**PROMPT**
Below are some entries; report how many of their lines contain the word "which", giving nothing besides the number.

**ENTRIES PROVIDED**
■ ■ ■
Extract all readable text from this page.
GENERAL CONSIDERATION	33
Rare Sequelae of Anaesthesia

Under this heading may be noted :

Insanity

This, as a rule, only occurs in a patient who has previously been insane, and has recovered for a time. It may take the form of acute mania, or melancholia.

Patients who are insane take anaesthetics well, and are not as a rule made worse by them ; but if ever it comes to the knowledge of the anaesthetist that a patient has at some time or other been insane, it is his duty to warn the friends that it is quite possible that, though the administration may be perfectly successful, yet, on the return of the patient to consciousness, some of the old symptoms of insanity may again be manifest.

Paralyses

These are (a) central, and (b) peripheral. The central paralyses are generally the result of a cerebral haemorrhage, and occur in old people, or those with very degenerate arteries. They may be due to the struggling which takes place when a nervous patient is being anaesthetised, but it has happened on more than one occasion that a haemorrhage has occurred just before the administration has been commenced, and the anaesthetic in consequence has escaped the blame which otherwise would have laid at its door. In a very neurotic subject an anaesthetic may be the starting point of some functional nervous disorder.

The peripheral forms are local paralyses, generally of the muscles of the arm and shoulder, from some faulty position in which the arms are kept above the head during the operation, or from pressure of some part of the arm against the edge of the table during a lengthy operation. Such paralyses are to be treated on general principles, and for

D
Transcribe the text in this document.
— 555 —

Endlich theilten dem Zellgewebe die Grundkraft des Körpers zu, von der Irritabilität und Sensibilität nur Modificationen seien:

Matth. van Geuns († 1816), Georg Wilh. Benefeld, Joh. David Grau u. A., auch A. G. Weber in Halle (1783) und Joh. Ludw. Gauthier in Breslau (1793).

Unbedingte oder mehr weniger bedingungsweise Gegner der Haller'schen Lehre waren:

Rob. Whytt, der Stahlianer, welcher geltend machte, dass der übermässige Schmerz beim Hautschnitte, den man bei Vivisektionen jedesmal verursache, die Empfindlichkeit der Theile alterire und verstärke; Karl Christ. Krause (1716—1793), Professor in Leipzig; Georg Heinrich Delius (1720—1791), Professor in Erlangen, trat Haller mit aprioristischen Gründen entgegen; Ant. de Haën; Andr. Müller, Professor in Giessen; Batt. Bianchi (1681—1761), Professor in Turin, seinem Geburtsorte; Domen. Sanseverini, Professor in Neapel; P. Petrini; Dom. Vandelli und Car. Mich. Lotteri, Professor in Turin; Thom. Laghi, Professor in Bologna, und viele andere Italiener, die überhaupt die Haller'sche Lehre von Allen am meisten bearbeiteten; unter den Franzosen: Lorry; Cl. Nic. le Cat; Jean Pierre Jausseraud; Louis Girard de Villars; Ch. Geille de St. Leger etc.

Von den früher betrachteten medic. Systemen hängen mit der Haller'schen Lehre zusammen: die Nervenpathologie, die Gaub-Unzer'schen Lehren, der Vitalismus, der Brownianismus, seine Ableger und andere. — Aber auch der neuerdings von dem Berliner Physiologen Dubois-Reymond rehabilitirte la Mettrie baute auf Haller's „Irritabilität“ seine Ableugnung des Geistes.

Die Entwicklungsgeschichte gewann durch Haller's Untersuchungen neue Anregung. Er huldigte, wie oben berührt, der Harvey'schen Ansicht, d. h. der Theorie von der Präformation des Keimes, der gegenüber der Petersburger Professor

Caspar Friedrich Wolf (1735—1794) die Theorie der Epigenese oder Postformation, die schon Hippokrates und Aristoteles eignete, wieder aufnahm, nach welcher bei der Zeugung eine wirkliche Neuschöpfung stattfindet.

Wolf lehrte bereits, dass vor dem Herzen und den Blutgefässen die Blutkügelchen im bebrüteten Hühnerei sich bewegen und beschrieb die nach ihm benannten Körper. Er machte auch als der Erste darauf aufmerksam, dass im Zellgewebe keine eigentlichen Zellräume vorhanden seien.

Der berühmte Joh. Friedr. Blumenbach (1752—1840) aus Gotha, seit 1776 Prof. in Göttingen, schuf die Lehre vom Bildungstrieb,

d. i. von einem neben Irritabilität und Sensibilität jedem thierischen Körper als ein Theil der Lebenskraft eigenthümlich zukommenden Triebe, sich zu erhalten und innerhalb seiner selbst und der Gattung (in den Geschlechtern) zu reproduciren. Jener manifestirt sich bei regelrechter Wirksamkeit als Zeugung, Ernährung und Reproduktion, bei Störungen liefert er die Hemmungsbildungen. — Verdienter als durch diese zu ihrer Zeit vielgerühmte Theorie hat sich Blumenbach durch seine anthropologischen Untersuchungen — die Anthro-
■ ■ ■
**FINAL ANSWER**
2